» **What is being asked**: Check each line of the listing below for the word "text" and say how many lines have it. Nothing else should be written.
** Begin **
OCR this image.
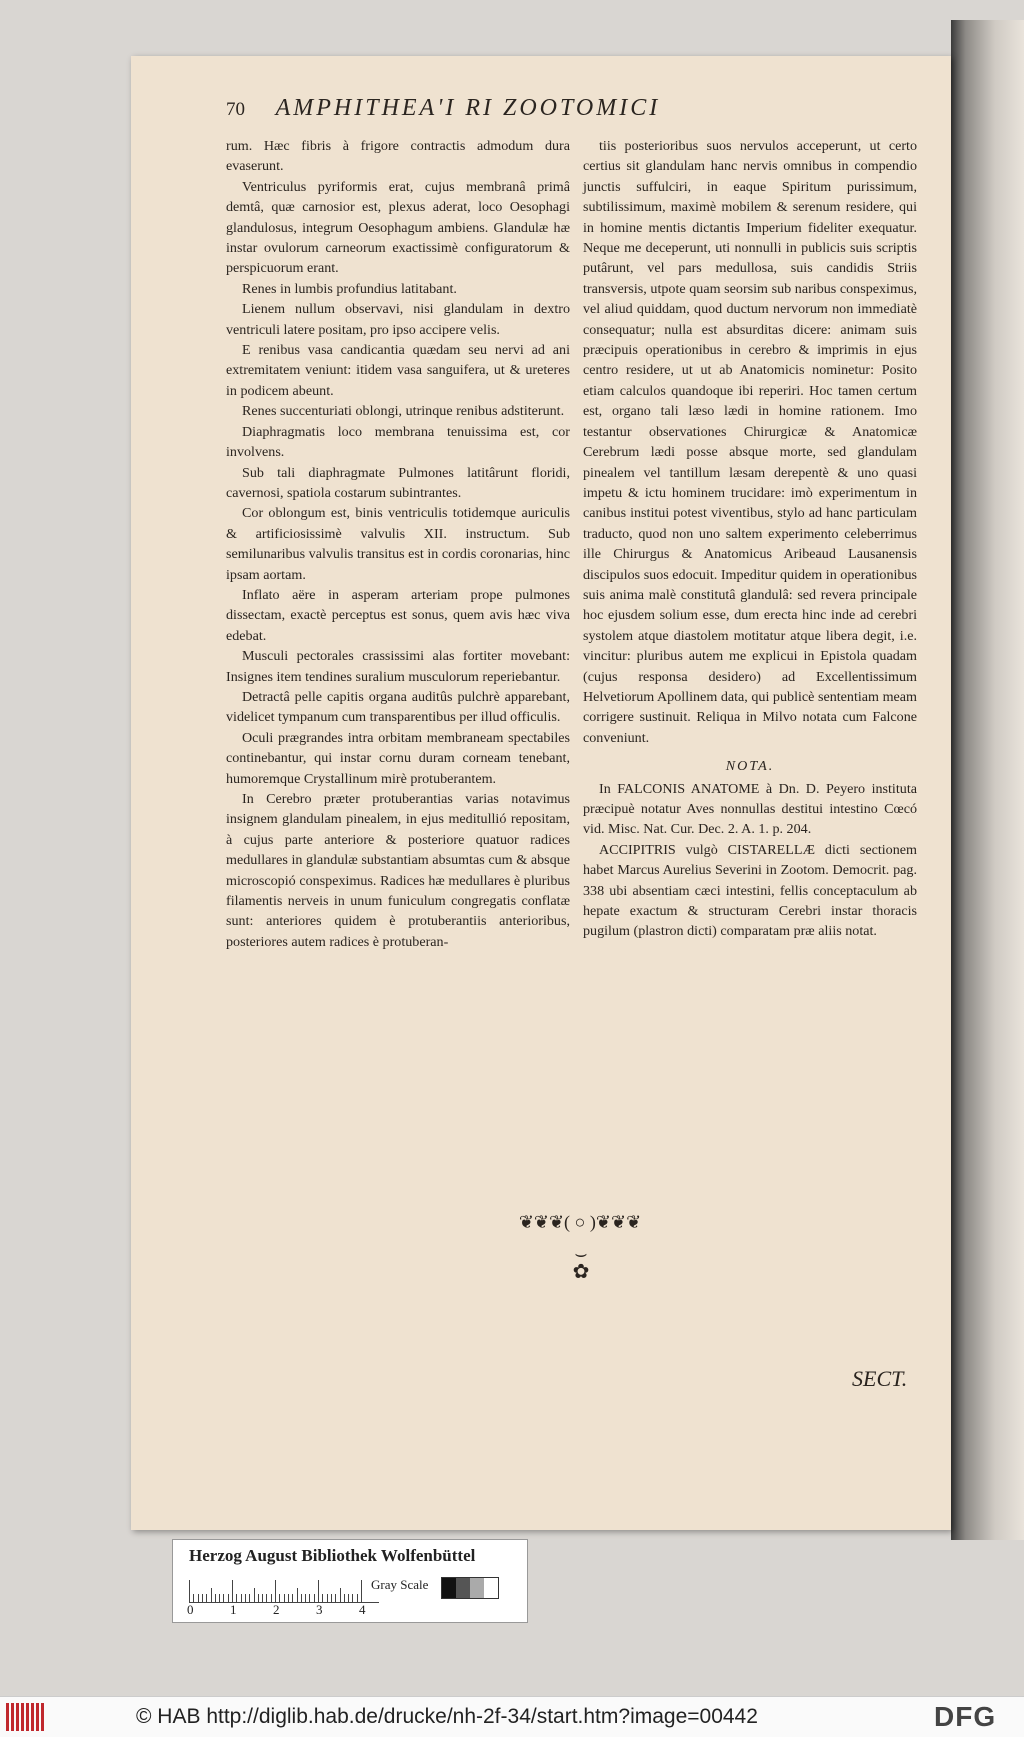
70 AMPHITHEA'I RI ZOOTOMICI

rum. Hæc fibris à frigore contractis admodum dura evaserunt.

Ventriculus pyriformis erat, cujus membranâ primâ demtâ, quæ carnosior est, plexus aderat, loco Oesophagi glandulosus, integrum Oesophagum ambiens. Glandulæ hæ instar ovulorum carneorum exactissimè configuratorum & perspicuorum erant.

Renes in lumbis profundius latitabant.

Lienem nullum observavi, nisi glandulam in dextro ventriculi latere positam, pro ipso accipere velis.

E renibus vasa candicantia quædam seu nervi ad ani extremitatem veniunt: itidem vasa sanguifera, ut & ureteres in podicem abeunt.

Renes succenturiati oblongi, utrinque renibus adstiterunt.

Diaphragmatis loco membrana tenuissima est, cor involvens.

Sub tali diaphragmate Pulmones latitârunt floridi, cavernosi, spatiola costarum subintrantes.

Cor oblongum est, binis ventriculis totidemque auriculis & artificiosissimè valvulis XII. instructum. Sub semilunaribus valvulis transitus est in cordis coronarias, hinc ipsam aortam.

Inflato aëre in asperam arteriam prope pulmones dissectam, exactè perceptus est sonus, quem avis hæc viva edebat.

Musculi pectorales crassissimi alas fortiter movebant: Insignes item tendines suralium musculorum reperiebantur.

Detractâ pelle capitis organa auditûs pulchrè apparebant, videlicet tympanum cum transparentibus per illud officulis.

Oculi prægrandes intra orbitam membraneam spectabiles continebantur, qui instar cornu duram corneam tenebant, humoremque Crystallinum mirè protuberantem.

In Cerebro præter protuberantias varias notavimus insignem glandulam pinealem, in ejus meditullió repositam, à cujus parte anteriore & posteriore quatuor radices medullares in glandulæ substantiam absumtas cum & absque microscopió conspeximus. Radices hæ medullares è pluribus filamentis nerveis in unum funiculum congregatis conflatæ sunt: anteriores quidem è protuberantiis anterioribus, posteriores autem radices è protuberan-

tiis posterioribus suos nervulos acceperunt, ut certo certius sit glandulam hanc nervis omnibus in compendio junctis suffulciri, in eaque Spiritum purissimum, subtilissimum, maximè mobilem & serenum residere, qui in homine mentis dictantis Imperium fideliter exequatur. Neque me deceperunt, uti nonnulli in publicis suis scriptis putârunt, vel pars medullosa, suis candidis Striis transversis, utpote quam seorsim sub naribus conspeximus, vel aliud quiddam, quod ductum nervorum non immediatè consequatur; nulla est absurditas dicere: animam suis præcipuis operationibus in cerebro & imprimis in ejus centro residere, ut ut ab Anatomicis nominetur: Posito etiam calculos quandoque ibi reperiri. Hoc tamen certum est, organo tali læso lædi in homine rationem. Imo testantur observationes Chirurgicæ & Anatomicæ Cerebrum lædi posse absque morte, sed glandulam pinealem vel tantillum læsam derepentè & uno quasi impetu & ictu hominem trucidare: imò experimentum in canibus institui potest viventibus, stylo ad hanc particulam traducto, quod non uno saltem experimento celeberrimus ille Chirurgus & Anatomicus Aribeaud Lausanensis discipulos suos edocuit. Impeditur quidem in operationibus suis anima malè constitutâ glandulâ: sed revera principale hoc ejusdem solium esse, dum erecta hinc inde ad cerebri systolem atque diastolem motitatur atque libera degit, i.e. vincitur: pluribus autem me explicui in Epistola quadam (cujus responsa desidero) ad Excellentissimum Helvetiorum Apollinem data, qui publicè sententiam meam corrigere sustinuit. Reliqua in Milvo notata cum Falcone conveniunt.

NOTA.

In FALCONIS ANATOME à Dn. D. Peyero instituta præcipuè notatur Aves nonnullas destitui intestino Cœcó vid. Misc. Nat. Cur. Dec. 2. A. 1. p. 204.

ACCIPITRIS vulgò CISTARELLÆ dicti sectionem habet Marcus Aurelius Severini in Zootom. Democrit. pag. 338 ubi absentiam cæci intestini, fellis conceptaculum ab hepate exactum & structuram Cerebri instar thoracis pugilum (plastron dicti) comparatam præ aliis notat.

❦❦❦( ○ )❦❦❦
⌣
✿
SECT.
Herzog August Bibliothek Wolfenbüttel
0	1	2	3	4
Gray Scale
© HAB http://diglib.hab.de/drucke/nh-2f-34/start.htm?image=00442	DFG
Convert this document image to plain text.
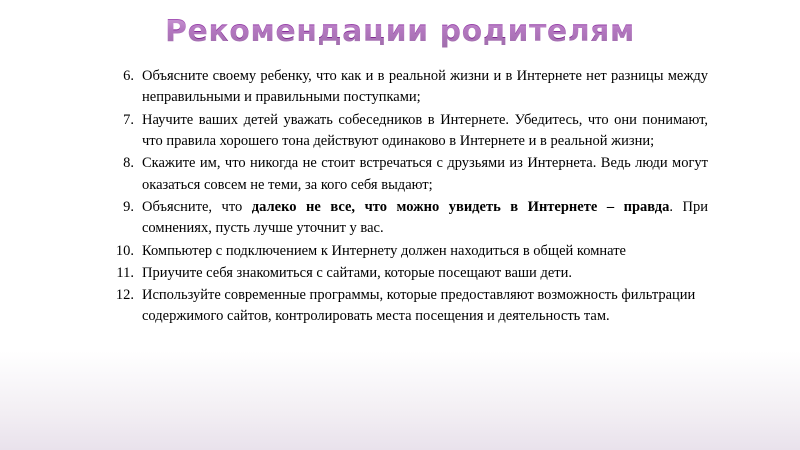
Рекомендации родителям
6. Объясните своему ребенку, что как и в реальной жизни и в Интернете нет разницы между неправильными и правильными поступками;
7. Научите ваших детей уважать собеседников в Интернете. Убедитесь, что они понимают, что правила хорошего тона действуют одинаково в Интернете и в реальной жизни;
8. Скажите им, что никогда не стоит встречаться с друзьями из Интернета. Ведь люди могут оказаться совсем не теми, за кого себя выдают;
9. Объясните, что далеко не все, что можно увидеть в Интернете – правда. При сомнениях, пусть лучше уточнит у вас.
10. Компьютер с подключением к Интернету должен находиться в общей комнате
11. Приучите себя знакомиться с сайтами, которые посещают ваши дети.
12. Используйте современные программы, которые предоставляют возможность фильтрации содержимого сайтов, контролировать места посещения и деятельность там.
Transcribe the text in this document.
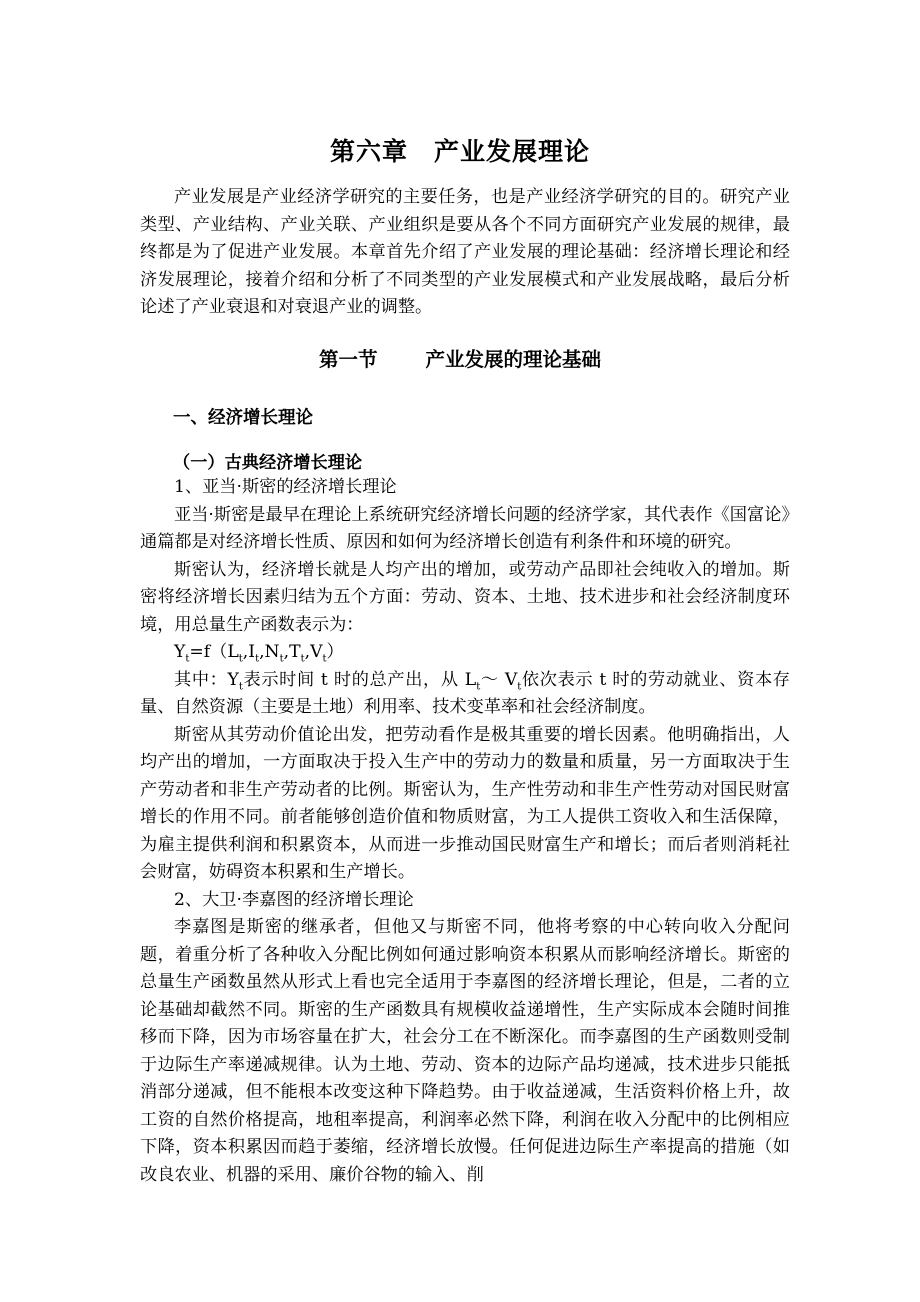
第六章 产业发展理论

产业发展是产业经济学研究的主要任务，也是产业经济学研究的目的。研究产业类型、产业结构、产业关联、产业组织是要从各个不同方面研究产业发展的规律，最终都是为了促进产业发展。本章首先介绍了产业发展的理论基础：经济增长理论和经济发展理论，接着介绍和分析了不同类型的产业发展模式和产业发展战略，最后分析论述了产业衰退和对衰退产业的调整。

第一节 产业发展的理论基础
一、经济增长理论
（一）古典经济增长理论

1、亚当·斯密的经济增长理论

亚当·斯密是最早在理论上系统研究经济增长问题的经济学家，其代表作《国富论》通篇都是对经济增长性质、原因和如何为经济增长创造有利条件和环境的研究。

斯密认为，经济增长就是人均产出的增加，或劳动产品即社会纯收入的增加。斯密将经济增长因素归结为五个方面：劳动、资本、土地、技术进步和社会经济制度环境，用总量生产函数表示为：

$Y_t=f(L_t,I_t,N_t,T_t,V_t)$

其中：$Y_t$表示时间 t 时的总产出，从 $L_t\sim$ $V_t$依次表示 t 时的劳动就业、资本存量、自然资源（主要是土地）利用率、技术变革率和社会经济制度。

斯密从其劳动价值论出发，把劳动看作是极其重要的增长因素。他明确指出，人均产出的增加，一方面取决于投入生产中的劳动力的数量和质量，另一方面取决于生产劳动者和非生产劳动者的比例。斯密认为，生产性劳动和非生产性劳动对国民财富增长的作用不同。前者能够创造价值和物质财富，为工人提供工资收入和生活保障，为雇主提供利润和积累资本，从而进一步推动国民财富生产和增长；而后者则消耗社会财富，妨碍资本积累和生产增长。

2、大卫·李嘉图的经济增长理论

李嘉图是斯密的继承者，但他又与斯密不同，他将考察的中心转向收入分配问题，着重分析了各种收入分配比例如何通过影响资本积累从而影响经济增长。斯密的总量生产函数虽然从形式上看也完全适用于李嘉图的经济增长理论，但是，二者的立论基础却截然不同。斯密的生产函数具有规模收益递增性，生产实际成本会随时间推移而下降，因为市场容量在扩大，社会分工在不断深化。而李嘉图的生产函数则受制于边际生产率递减规律。认为土地、劳动、资本的边际产品均递减，技术进步只能抵消部分递减，但不能根本改变这种下降趋势。由于收益递减，生活资料价格上升，故工资的自然价格提高，地租率提高，利润率必然下降，利润在收入分配中的比例相应下降，资本积累因而趋于萎缩，经济增长放慢。任何促进边际生产率提高的措施（如改良农业、机器的采用、廉价谷物的输入、削
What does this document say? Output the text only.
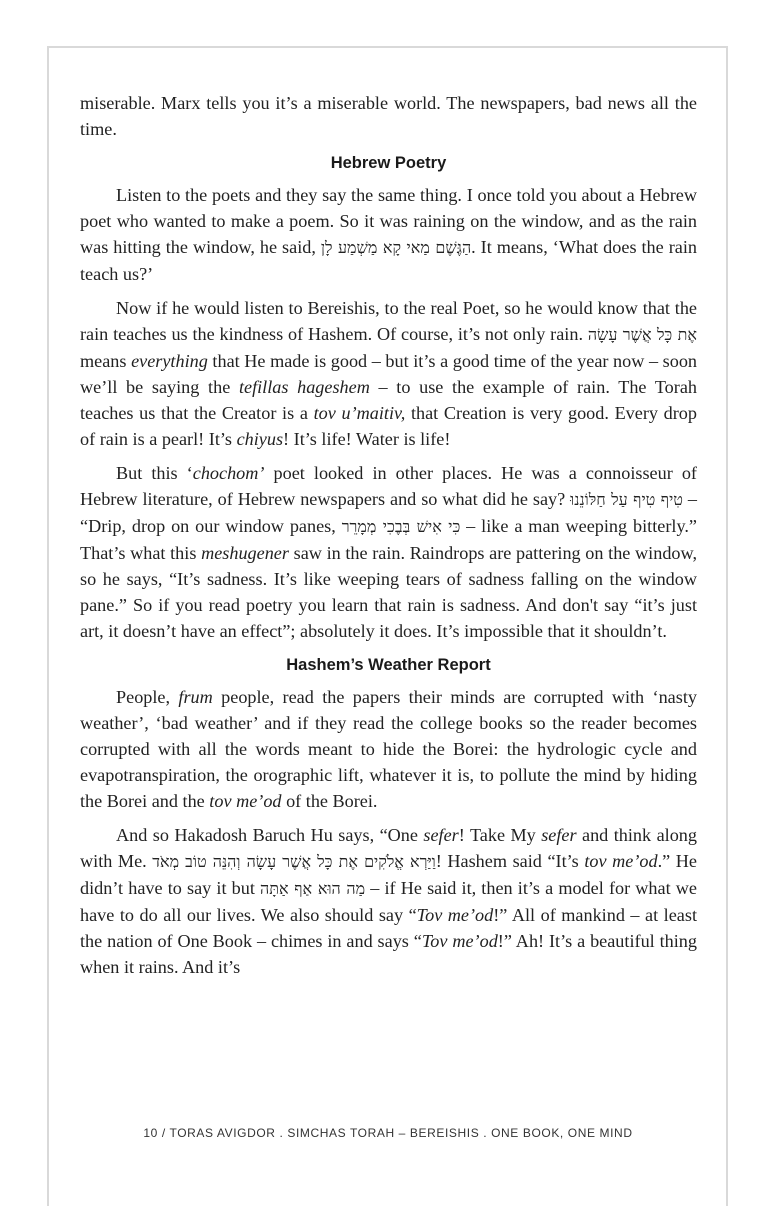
miserable. Marx tells you it’s a miserable world. The newspapers, bad news all the time.

Hebrew Poetry

Listen to the poets and they say the same thing. I once told you about a Hebrew poet who wanted to make a poem. So it was raining on the window, and as the rain was hitting the window, he said, הַגֶּשֶׁם מַאי קָא מַשְׁמַע לָן. It means, ‘What does the rain teach us?’

Now if he would listen to Bereishis, to the real Poet, so he would know that the rain teaches us the kindness of Hashem. Of course, it’s not only rain. אֶת כָּל אֲשֶׁר עָשָׂה means everything that He made is good – but it’s a good time of the year now – soon we’ll be saying the tefillas hageshem – to use the example of rain. The Torah teaches us that the Creator is a tov u’maitiv, that Creation is very good. Every drop of rain is a pearl! It’s chiyus! It’s life! Water is life!

But this ‘chochom’ poet looked in other places. He was a connoisseur of Hebrew literature, of Hebrew newspapers and so what did he say? טִיף טִיף עַל חַלּוֹנֵנוּ – “Drip, drop on our window panes, כִּי אִישׁ בְּבֶכִי מְמָרֵר – like a man weeping bitterly.” That’s what this meshugener saw in the rain. Raindrops are pattering on the window, so he says, “It’s sadness. It’s like weeping tears of sadness falling on the window pane.” So if you read poetry you learn that rain is sadness. And don't say “it’s just art, it doesn’t have an effect”; absolutely it does. It’s impossible that it shouldn’t.

Hashem’s Weather Report

People, frum people, read the papers their minds are corrupted with ‘nasty weather’, ‘bad weather’ and if they read the college books so the reader becomes corrupted with all the words meant to hide the Borei: the hydrologic cycle and evapotranspiration, the orographic lift, whatever it is, to pollute the mind by hiding the Borei and the tov me’od of the Borei.

And so Hakadosh Baruch Hu says, “One sefer! Take My sefer and think along with Me. וַיַּרְא אֱלֹקִים אֶת כָּל אֲשֶׁר עָשָׂה וְהִנֵּה טוֹב מְאֹד! Hashem said “It’s tov me’od.” He didn’t have to say it but מַה הוּא אַף אַתָּה – if He said it, then it’s a model for what we have to do all our lives. We also should say “Tov me’od!” All of mankind – at least the nation of One Book – chimes in and says “Tov me’od!” Ah! It’s a beautiful thing when it rains. And it’s

10 / TORAS AVIGDOR . SIMCHAS TORAH – BEREISHIS . ONE BOOK, ONE MIND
** End **
» **Full solution**: 3